_GIVEN TASK_
Scan each line of the records for the word "this" and extract the ones that have it.

──────── SOURCE MATERIAL ────────

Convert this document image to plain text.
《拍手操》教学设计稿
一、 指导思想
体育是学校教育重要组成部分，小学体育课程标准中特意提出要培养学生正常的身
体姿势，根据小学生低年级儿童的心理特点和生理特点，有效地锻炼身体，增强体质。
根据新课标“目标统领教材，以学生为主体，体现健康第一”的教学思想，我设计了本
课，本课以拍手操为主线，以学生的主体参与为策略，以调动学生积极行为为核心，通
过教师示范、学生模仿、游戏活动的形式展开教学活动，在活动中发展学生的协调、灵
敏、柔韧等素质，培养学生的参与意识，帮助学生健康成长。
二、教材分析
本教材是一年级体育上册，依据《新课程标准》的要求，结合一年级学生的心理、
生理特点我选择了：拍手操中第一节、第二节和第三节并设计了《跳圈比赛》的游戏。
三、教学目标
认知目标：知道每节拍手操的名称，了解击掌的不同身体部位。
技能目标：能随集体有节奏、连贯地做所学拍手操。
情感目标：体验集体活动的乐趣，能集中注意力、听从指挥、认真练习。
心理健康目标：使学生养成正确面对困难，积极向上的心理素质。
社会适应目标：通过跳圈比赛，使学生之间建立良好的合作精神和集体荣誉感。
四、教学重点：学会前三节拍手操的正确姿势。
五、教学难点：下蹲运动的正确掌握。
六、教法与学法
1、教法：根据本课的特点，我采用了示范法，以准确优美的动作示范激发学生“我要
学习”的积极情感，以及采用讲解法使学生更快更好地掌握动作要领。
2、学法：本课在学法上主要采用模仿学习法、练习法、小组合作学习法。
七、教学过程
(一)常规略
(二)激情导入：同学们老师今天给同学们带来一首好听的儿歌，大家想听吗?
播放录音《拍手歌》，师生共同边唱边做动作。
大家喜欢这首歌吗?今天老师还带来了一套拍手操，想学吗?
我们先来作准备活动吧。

────────
──────── SOURCE MATERIAL ────────

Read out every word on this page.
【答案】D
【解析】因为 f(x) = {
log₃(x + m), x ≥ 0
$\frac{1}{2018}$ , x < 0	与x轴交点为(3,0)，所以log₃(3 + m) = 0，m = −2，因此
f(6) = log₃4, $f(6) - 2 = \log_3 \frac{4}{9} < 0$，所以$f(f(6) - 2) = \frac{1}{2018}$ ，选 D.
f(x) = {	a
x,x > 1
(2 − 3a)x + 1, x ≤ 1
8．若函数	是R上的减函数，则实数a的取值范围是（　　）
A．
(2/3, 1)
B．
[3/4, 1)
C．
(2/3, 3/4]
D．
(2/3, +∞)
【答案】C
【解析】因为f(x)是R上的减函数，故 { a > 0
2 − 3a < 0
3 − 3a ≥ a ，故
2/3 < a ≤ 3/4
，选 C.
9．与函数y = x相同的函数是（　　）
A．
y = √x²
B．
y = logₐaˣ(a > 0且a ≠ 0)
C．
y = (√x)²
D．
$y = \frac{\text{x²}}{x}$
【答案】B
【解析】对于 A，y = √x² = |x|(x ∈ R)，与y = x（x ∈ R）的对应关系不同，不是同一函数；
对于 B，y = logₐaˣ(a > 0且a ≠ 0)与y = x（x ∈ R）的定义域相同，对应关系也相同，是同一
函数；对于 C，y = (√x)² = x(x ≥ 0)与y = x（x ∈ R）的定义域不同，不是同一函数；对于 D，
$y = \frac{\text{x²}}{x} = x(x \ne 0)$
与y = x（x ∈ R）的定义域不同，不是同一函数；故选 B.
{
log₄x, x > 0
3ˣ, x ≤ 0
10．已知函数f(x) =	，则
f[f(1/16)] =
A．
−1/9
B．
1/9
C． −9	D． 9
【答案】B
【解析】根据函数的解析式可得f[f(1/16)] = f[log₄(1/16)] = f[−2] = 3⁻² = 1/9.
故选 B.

────────

_OUTPUT OF THE TASK_
Convert this document image to plain text.
Read out every word on this page.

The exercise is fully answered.